* _DOCUMENT PASSAGE_:
There is nobody who has a right to tell me that I cannot be prejudiced in my personal life equally you cannot demand people to be prejudiced in their personal life.
What you can do and what is acceptable is to demand no prejudice policy in societal and cultural setting, so that people cannot be discriminated against when applying for jobs and schools, but what people choose to do and think in their private right must always be their prerogative.
If someone feels they dislike white or asian or autistic people or whatever, that is their inviolable right.
If someone feels they dislike me on the basis of my gender or my skin colour or my religion or my culture or whatever, I will not be demanding that they change their thinking and marry me forthwith, I will bid them good day and best of luck in finding what they are looking for and hope that the society constrains them from causing harm to others on the basis of their prejudice.
As they say, many of best friends are short people..
So me and the other user were right after all, it's all projection from your side.
regards,
So me and the other user were right after all, it's all projection from your side.
regards,
Oh I am so sorry! Did you think that just because I have this opinion, all short guys in the world were never going to have a chance with taller girls again?
I took pains to point out that this is very much my own personal opinion and preference over and over. When did I say it wasn't a projection from my side?
I'm now completely doubting the sanity of this conversation.
I think the reason i'm single is not because i'm short, its because I have Aspergers and that limits my ability to approach women and have good social skills. I'm a pretty shy guy and its hard for me to talk to girls.
My size bothers me the most when i'm playing basketbal because no one ever passes me the ball simply because i'm a shrimp. And then they pass to the 6 ft 3 guy who can't hit the broad side of a barn. I used to practice a lot but still no one ever passed me the ball, and its frustrating. Thats why I used to get so mad when I played basketball. If you're a 5 ft 2 guy, you have to be a lot better than average in order for people to give you respect. If you're a 6 ft 2 guy, you can be below average and still get passed the ball simply because you're big.
Thats where my size bothers me most, in sports.
yeah that sucks.
try being a woman. they often don't pass you the ball because they are annoyed with something completely unrelated to the game at hand.
I played basketball with guys when I was younger. When you show that you can consistently make 3point shots you will be get the ball all the time (in my experience)
Edit: just want to add that some of basketball is down the aesthetics as well. sometimes we pass to ball to someone not just to get the score, but because they execute the shot beautifully, and it is pleasant to watch.

* _GOAL_: In the forum thread, why does the short poster say he used to get so mad playing basketball? Answer in one to three sentences.

* _MATERIAL PROVIDED_:
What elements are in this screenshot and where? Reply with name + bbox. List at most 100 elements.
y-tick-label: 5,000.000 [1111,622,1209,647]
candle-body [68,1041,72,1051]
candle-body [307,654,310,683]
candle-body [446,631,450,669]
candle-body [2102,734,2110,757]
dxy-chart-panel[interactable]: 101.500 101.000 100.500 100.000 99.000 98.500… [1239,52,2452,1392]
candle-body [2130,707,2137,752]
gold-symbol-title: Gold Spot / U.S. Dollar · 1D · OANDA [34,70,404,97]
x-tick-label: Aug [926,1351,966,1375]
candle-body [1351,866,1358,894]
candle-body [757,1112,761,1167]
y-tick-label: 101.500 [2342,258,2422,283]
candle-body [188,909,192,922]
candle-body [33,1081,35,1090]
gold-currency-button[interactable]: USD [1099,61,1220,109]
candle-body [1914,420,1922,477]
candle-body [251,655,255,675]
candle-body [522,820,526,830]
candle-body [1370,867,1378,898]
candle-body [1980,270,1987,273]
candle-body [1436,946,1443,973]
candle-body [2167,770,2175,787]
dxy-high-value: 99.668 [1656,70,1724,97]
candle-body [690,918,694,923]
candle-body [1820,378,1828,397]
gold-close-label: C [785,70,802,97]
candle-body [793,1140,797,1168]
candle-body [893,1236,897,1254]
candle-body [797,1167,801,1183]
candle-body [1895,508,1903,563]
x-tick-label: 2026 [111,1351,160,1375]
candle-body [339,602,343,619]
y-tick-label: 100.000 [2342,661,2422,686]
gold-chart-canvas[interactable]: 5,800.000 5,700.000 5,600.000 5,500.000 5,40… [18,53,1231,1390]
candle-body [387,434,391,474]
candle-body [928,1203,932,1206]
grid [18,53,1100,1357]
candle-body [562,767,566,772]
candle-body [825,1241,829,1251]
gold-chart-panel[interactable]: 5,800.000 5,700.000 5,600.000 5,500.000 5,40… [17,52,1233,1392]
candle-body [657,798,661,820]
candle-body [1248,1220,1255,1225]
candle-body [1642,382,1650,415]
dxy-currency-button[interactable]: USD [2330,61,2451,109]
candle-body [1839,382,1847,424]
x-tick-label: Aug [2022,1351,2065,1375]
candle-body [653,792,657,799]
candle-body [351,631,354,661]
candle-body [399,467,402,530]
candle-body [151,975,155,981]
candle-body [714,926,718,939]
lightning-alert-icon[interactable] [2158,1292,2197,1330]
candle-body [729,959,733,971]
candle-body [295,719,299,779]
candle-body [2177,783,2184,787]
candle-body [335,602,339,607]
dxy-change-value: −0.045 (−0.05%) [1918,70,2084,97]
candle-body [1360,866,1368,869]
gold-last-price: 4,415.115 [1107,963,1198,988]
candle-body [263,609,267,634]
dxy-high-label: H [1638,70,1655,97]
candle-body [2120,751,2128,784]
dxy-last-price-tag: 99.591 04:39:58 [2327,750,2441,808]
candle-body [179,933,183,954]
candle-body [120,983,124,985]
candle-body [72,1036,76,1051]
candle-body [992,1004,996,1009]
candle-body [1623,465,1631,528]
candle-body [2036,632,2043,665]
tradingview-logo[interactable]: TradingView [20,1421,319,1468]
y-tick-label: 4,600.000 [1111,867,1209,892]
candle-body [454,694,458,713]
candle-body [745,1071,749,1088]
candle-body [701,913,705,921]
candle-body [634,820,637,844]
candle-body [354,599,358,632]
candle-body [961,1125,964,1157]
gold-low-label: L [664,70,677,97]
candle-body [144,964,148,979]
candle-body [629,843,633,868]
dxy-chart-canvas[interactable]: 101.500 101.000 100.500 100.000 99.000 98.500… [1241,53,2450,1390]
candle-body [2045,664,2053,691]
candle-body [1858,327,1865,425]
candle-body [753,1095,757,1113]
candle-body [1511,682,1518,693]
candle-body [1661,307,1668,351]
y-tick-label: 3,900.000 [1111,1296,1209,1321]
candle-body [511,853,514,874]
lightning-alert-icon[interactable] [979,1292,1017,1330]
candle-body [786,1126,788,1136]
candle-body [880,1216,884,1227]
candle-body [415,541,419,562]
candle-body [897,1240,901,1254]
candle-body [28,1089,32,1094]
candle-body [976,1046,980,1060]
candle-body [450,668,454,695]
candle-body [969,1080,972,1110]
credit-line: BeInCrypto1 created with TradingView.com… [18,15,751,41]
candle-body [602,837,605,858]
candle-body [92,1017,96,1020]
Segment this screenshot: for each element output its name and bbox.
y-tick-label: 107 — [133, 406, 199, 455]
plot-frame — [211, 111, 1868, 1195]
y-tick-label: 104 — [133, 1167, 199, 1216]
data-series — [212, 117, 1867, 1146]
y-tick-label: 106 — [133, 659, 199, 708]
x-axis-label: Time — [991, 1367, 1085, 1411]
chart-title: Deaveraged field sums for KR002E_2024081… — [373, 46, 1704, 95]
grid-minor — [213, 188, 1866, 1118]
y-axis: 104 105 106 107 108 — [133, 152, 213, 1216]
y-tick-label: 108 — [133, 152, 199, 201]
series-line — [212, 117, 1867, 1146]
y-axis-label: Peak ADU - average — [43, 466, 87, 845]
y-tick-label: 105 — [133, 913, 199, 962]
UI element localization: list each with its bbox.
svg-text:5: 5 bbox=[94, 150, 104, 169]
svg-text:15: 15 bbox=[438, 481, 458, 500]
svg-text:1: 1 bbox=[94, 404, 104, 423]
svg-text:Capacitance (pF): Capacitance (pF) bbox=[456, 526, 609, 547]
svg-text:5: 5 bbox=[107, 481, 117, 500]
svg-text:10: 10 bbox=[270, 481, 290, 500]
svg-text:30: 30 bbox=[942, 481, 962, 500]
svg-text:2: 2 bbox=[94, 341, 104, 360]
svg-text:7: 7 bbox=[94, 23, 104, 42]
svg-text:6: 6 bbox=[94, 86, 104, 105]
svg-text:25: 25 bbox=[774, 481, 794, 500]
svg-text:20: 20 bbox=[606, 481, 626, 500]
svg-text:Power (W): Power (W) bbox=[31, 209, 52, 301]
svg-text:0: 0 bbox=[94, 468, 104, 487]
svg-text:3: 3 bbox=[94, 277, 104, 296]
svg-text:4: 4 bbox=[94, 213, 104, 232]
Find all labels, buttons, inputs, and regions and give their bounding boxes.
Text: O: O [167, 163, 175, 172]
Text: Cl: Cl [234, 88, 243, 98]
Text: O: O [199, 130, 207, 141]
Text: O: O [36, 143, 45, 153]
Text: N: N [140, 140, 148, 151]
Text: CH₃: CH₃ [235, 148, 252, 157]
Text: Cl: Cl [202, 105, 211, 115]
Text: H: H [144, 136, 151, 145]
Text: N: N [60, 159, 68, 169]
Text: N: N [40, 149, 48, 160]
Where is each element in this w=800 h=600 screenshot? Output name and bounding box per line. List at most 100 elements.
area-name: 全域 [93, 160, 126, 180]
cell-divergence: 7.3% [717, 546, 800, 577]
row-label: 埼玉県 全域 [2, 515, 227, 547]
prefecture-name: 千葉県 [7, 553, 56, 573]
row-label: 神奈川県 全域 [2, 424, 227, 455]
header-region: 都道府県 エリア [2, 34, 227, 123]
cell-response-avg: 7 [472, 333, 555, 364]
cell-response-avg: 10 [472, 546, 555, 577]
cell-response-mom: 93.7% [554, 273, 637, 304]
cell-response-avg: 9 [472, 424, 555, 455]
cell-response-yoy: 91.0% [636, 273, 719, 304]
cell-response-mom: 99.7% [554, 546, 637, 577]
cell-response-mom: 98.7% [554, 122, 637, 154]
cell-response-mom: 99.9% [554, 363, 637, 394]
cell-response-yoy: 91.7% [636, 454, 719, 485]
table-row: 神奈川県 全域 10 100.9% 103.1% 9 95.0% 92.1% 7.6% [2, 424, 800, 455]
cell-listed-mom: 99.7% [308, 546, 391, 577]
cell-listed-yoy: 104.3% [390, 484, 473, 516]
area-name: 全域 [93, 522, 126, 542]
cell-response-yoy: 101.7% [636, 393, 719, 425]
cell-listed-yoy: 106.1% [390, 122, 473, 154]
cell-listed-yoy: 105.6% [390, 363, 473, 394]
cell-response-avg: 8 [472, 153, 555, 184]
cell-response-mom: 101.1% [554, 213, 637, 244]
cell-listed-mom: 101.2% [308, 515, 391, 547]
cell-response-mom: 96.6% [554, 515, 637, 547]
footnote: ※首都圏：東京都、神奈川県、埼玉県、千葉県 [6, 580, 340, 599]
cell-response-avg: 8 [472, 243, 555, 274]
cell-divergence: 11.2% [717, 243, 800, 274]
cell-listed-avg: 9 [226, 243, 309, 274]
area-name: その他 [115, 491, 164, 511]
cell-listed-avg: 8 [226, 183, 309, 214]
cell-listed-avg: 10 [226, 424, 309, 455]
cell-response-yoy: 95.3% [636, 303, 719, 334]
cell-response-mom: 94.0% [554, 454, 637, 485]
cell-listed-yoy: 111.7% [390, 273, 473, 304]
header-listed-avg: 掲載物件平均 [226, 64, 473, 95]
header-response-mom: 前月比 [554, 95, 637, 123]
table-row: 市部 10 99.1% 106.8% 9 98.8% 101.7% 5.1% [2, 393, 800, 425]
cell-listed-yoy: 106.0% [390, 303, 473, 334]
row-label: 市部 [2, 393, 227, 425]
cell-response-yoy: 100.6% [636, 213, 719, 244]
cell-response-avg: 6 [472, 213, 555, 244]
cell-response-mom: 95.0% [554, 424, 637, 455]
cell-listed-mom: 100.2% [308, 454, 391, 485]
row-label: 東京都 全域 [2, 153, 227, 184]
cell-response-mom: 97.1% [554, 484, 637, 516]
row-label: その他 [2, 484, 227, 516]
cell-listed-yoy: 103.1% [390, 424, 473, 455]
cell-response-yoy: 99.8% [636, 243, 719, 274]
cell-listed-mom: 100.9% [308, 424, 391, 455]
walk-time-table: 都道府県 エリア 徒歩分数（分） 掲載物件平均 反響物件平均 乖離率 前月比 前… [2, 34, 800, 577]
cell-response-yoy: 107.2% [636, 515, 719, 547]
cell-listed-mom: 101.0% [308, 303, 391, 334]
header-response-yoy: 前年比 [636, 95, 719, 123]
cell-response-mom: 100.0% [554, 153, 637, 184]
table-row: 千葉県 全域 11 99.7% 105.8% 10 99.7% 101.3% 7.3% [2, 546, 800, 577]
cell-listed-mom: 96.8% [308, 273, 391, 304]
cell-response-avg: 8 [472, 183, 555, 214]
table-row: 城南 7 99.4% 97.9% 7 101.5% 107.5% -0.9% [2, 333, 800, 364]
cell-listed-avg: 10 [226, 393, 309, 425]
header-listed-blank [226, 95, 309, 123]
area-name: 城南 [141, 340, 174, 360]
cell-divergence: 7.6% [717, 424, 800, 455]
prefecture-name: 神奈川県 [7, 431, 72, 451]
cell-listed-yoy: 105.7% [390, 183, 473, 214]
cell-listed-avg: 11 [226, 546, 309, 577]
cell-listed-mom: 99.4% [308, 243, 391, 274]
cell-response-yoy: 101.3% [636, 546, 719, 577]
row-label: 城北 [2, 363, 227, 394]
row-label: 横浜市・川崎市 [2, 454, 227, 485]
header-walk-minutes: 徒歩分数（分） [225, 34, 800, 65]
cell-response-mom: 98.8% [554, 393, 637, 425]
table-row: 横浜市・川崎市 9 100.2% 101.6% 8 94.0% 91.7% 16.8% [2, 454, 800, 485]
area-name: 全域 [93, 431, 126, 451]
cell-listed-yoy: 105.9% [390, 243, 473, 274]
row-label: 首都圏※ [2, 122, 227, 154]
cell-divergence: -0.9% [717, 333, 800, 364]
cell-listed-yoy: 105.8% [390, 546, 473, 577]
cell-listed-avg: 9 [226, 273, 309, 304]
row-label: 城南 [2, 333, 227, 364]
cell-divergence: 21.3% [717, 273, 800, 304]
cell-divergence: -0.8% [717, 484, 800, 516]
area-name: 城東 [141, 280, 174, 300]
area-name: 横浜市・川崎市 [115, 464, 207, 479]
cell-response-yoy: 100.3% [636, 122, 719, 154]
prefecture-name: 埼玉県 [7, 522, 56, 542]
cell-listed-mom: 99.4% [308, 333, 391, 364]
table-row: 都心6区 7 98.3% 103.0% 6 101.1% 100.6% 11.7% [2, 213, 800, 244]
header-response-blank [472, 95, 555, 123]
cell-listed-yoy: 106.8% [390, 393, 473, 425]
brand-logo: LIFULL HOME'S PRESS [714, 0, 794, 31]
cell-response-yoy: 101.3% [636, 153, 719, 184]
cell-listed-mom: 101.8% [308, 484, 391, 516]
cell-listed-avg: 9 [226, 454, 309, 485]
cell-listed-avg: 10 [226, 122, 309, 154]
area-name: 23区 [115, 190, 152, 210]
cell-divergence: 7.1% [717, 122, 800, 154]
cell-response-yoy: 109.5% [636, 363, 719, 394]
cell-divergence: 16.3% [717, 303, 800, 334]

* _RESPONSE TO THE EXERCISE_: Nobody passed him the ball because he was short, even though he practiced a lot. They passed to the 6 ft 3 guy who "can't hit the broad side of a barn" instead, which he found frustrating.